**Exercise task A:**
In the listing, swap "UI component" for "visual element" in the lines from the start through the line containing "gel-band-m-3kb — [219, 231, 232, 235]", and give those lines again with nothing else changed.

**Document extract:**

● ● ●

On Sun, Jun 6, 2021 at 11:21 PM Michal Hocko <mhocko@suse.com> wrote:
>
> On Fri 04-06-21 13:35:13, Yang Shi wrote:
> > When trying to migrate pages to obey mempolicy, the huge zero page is
> > split then the page table walk at PTE level just skips zero page.  So it
> > seems pointless to split huge zero page, it could be just skipped like
> > base zero page.
>
> My THP knowledge is not the best but this is incorrect AIACS. Huge zero
> page is not split. We do split the pmd which is mapping the said page. I
> suspect you refer to vm_normal_page when talking about a zero page but
> please be aware that huge zero page is not a normal zero page. It is
> allocated dynamically (see get_huge_zero_page).

For a normal huge page, yes, split_huge_pmd() just splits pmd. But
actually the base zero pfn will be inserted to PTEs when splitting
huge zero pmd. Please check __split_huge_zero_page_pmd() out.

I should make this point clearer in the commit log. Sorry for the confusion.

>
> So in the end you patch disables mbind of zero pages to a target node
> and that is a regression.

Do we really migrate zero page? IIUC zero page is just skipped by
vm_normal_page() check in queue_pages_pte_range(), isn't it?

>
> Have you tested the patch?

No, just build test. I thought this change was straightforward.

>
> > Set ACTION_CONTINUE to prevent the walk_page_range() split the pmd for
> > this case.
>
> Btw. this changelog is missing a problem statement. I suspect there is
> no actual problem that it should fix and it is likely driven by reading
> the code. Right?

The actual problem is it is pointless to split a huge zero pmd. Yes,
it is driven by visual inspection.

The behavior before the patch for huge zero page is:
split huge zero pmd (insert base zero pfn to ptes)
walk ptes
skip zero pfn

So why not just skip the huge zero page in the first place?

>
> > Signed-off-by: Yang Shi <shy828301@gmail.com>
> > ---
> >  mm/mempolicy.c | 9 +++++----
> >  1 file changed, 5 insertions(+), 4 deletions(-)
> >
> > diff --git a/mm/mempolicy.c b/mm/mempolicy.c
> > index b5f4f584009b..205c1a768775 100644
> > --- a/mm/mempolicy.c
> > +++ b/mm/mempolicy.c
> > @@ -436,7 +436,8 @@ static inline bool queue_pages_required(struct page *page,
> >
> >  /*
> >   * queue_pages_pmd() has four possible return values:
> > - * 0 - pages are placed on the right node or queued successfully.

● ● ●

**Data listing:**
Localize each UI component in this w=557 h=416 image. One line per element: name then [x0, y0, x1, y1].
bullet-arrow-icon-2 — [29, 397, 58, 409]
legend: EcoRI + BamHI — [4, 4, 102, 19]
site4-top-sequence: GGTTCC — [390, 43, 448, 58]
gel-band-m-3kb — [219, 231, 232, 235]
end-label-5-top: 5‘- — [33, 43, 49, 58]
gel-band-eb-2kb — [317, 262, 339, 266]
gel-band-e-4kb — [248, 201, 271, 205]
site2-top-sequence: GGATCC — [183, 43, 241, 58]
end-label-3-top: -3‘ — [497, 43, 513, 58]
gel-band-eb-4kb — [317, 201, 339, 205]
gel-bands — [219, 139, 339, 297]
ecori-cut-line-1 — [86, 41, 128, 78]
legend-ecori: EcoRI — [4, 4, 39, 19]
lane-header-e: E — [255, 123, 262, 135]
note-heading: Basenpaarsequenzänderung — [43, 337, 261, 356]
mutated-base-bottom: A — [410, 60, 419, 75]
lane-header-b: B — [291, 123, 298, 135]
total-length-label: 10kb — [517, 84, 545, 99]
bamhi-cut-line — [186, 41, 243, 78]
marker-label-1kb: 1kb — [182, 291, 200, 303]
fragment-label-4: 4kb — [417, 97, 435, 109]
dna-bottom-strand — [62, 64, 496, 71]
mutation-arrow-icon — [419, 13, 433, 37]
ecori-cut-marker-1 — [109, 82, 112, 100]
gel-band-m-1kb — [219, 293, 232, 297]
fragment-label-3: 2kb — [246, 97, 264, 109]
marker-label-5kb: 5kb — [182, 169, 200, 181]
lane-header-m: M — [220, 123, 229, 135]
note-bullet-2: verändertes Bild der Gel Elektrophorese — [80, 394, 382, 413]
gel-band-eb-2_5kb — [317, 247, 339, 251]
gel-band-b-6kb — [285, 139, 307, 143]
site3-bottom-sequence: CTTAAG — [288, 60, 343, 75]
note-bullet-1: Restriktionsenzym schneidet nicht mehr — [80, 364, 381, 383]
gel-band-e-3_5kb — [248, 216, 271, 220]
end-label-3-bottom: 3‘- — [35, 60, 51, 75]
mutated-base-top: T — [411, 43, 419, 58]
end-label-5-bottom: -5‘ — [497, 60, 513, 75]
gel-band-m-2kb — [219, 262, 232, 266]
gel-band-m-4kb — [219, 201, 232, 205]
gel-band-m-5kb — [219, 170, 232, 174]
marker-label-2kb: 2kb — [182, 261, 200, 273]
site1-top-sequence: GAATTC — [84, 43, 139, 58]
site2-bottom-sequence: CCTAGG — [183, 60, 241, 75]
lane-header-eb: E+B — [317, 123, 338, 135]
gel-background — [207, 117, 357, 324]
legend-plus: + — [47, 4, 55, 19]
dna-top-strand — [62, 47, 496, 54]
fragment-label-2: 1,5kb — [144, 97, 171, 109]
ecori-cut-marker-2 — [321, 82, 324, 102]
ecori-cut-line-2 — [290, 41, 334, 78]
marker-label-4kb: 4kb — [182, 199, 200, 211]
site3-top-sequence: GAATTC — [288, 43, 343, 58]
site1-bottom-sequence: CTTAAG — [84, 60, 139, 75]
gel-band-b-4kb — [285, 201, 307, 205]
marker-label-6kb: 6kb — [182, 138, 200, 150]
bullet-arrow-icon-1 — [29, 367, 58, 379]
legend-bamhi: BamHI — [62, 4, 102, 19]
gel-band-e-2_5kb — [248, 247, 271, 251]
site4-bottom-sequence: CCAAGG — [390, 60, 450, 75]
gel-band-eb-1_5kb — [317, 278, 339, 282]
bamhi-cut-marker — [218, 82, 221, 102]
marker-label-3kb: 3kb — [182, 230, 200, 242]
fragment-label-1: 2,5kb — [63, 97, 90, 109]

● ● ●

**Exercise task B:**
Pick up the mailing-list thread about the huge zero page patch where it stops, and continue it.

**Result A:**
Localize each visual element in this w=557 h=416 image. One line per element: name then [x0, y0, x1, y1].
bullet-arrow-icon-2 — [29, 397, 58, 409]
legend: EcoRI + BamHI — [4, 4, 102, 19]
site4-top-sequence: GGTTCC — [390, 43, 448, 58]
gel-band-m-3kb — [219, 231, 232, 235]

**Result B:**
> > + * 0 - pages are placed on the right node or queued successfully, or
> > + *     special page is met, i.e. huge zero page.
> >   * 1 - there is unmovable page, and MPOL_MF_MOVE* & MPOL_MF_STRICT were
> >   *     specified.
> >   * 2 - THP was split.
> > @@ -460,8 +461,7 @@ static int queue_pages_pmd(pmd_t *pmd, spinlock_t *ptl, unsigned long addr,
> >       page = pmd_page(*pmd);
> >       if (is_huge_zero_page(page)) {
> >               spin_unlock(ptl);
> > -             __split_huge_pmd(walk->vma, pmd, addr, false, NULL);
> > -             ret = 2;
> > +             walk->action = ACTION_CONTINUE;
> >               goto out;
> >       }
> >       if (!queue_pages_required(page, qp))
> > @@ -488,7 +488,8 @@ static int queue_pages_pmd(pmd_t *pmd, spinlock_t *ptl, unsigned long addr,
> >   * and move them to the pagelist if they do.
> >   *
> >   * queue_pages_pte_range() has three possible return values:
> > - * 0 - pages are placed on the right node or queued successfully.
> > + * 0 - pages are placed on the right node or queued successfully, or
> > + *     special page is met, i.e. zero page.
> >   * 1 - there is unmovable page, and MPOL_MF_MOVE* & MPOL_MF_STRICT were
> >   *     specified.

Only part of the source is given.